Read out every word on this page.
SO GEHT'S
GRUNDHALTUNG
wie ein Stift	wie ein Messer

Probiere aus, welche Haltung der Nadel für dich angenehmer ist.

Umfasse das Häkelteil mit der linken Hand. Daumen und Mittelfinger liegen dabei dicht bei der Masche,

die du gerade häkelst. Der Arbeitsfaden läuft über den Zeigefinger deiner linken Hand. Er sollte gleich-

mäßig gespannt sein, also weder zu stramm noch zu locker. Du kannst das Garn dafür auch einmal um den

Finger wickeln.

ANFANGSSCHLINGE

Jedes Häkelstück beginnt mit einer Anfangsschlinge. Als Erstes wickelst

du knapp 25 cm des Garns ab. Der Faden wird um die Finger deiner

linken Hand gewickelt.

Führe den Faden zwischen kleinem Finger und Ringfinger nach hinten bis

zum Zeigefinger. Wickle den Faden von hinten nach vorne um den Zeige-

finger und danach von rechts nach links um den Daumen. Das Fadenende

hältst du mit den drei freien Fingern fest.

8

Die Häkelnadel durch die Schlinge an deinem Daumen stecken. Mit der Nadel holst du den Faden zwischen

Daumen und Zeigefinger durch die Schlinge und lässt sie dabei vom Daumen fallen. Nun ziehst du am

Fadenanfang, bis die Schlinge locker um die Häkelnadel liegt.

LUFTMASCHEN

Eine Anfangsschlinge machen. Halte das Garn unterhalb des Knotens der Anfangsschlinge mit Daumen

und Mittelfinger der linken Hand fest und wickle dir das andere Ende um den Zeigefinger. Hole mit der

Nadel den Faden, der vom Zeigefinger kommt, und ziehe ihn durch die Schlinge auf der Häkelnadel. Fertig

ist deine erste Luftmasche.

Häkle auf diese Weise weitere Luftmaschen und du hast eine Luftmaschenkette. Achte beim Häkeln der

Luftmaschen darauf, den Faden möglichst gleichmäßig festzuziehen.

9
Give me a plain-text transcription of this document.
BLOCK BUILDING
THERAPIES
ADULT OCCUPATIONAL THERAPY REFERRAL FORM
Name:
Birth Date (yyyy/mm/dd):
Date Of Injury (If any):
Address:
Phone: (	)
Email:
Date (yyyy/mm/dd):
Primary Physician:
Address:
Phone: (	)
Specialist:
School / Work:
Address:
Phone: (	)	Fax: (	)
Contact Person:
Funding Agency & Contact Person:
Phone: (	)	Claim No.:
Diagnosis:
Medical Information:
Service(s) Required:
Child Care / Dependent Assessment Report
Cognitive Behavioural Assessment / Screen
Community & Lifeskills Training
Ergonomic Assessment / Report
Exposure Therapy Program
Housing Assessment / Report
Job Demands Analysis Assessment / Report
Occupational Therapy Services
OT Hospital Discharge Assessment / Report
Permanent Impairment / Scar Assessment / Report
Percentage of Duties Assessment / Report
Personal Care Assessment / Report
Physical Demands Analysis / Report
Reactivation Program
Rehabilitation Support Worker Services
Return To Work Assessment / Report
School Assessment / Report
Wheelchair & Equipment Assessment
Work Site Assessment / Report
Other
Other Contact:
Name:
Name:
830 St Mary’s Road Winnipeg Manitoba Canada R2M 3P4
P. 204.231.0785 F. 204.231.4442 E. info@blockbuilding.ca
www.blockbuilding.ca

- - -

- [WHAT IS ASKED]:
Write out the entries above once more, without altering anything.

- [SOLUTION TO THE PROBLEM]:
Read out every word on this page.
SO GEHT'S
GRUNDHALTUNG
wie ein Stift	wie ein Messer

Probiere aus, welche Haltung der Nadel für dich angenehmer ist.

Umfasse das Häkelteil mit der linken Hand. Daumen und Mittelfinger liegen dabei dicht bei der Masche,

die du gerade häkelst. Der Arbeitsfaden läuft über den Zeigefinger deiner linken Hand. Er sollte gleich-

mäßig gespannt sein, also weder zu stramm noch zu locker. Du kannst das Garn dafür auch einmal um den

Finger wickeln.

ANFANGSSCHLINGE

Jedes Häkelstück beginnt mit einer Anfangsschlinge. Als Erstes wickelst

du knapp 25 cm des Garns ab. Der Faden wird um die Finger deiner

linken Hand gewickelt.

Führe den Faden zwischen kleinem Finger und Ringfinger nach hinten bis

zum Zeigefinger. Wickle den Faden von hinten nach vorne um den Zeige-

finger und danach von rechts nach links um den Daumen. Das Fadenende

hältst du mit den drei freien Fingern fest.

8

Die Häkelnadel durch die Schlinge an deinem Daumen stecken. Mit der Nadel holst du den Faden zwischen

Daumen und Zeigefinger durch die Schlinge und lässt sie dabei vom Daumen fallen. Nun ziehst du am

Fadenanfang, bis die Schlinge locker um die Häkelnadel liegt.

LUFTMASCHEN

Eine Anfangsschlinge machen. Halte das Garn unterhalb des Knotens der Anfangsschlinge mit Daumen

und Mittelfinger der linken Hand fest und wickle dir das andere Ende um den Zeigefinger. Hole mit der

Nadel den Faden, der vom Zeigefinger kommt, und ziehe ihn durch die Schlinge auf der Häkelnadel. Fertig

ist deine erste Luftmasche.

Häkle auf diese Weise weitere Luftmaschen und du hast eine Luftmaschenkette. Achte beim Häkeln der

Luftmaschen darauf, den Faden möglichst gleichmäßig festzuziehen.

9
Give me a plain-text transcription of this document.
BLOCK BUILDING
THERAPIES
ADULT OCCUPATIONAL THERAPY REFERRAL FORM
Name:
Birth Date (yyyy/mm/dd):
Date Of Injury (If any):
Address:
Phone: (	)
Email:
Date (yyyy/mm/dd):
Primary Physician:
Address:
Phone: (	)
Specialist:
School / Work:
Address:
Phone: (	)	Fax: (	)
Contact Person:
Funding Agency & Contact Person:
Phone: (	)	Claim No.:
Diagnosis:
Medical Information:
Service(s) Required:
Child Care / Dependent Assessment Report
Cognitive Behavioural Assessment / Screen
Community & Lifeskills Training
Ergonomic Assessment / Report
Exposure Therapy Program
Housing Assessment / Report
Job Demands Analysis Assessment / Report
Occupational Therapy Services
OT Hospital Discharge Assessment / Report
Permanent Impairment / Scar Assessment / Report
Percentage of Duties Assessment / Report
Personal Care Assessment / Report
Physical Demands Analysis / Report
Reactivation Program
Rehabilitation Support Worker Services
Return To Work Assessment / Report
School Assessment / Report
Wheelchair & Equipment Assessment
Work Site Assessment / Report
Other
Other Contact:
Name:
Name:
830 St Mary’s Road Winnipeg Manitoba Canada R2M 3P4
P. 204.231.0785 F. 204.231.4442 E. info@blockbuilding.ca
www.blockbuilding.ca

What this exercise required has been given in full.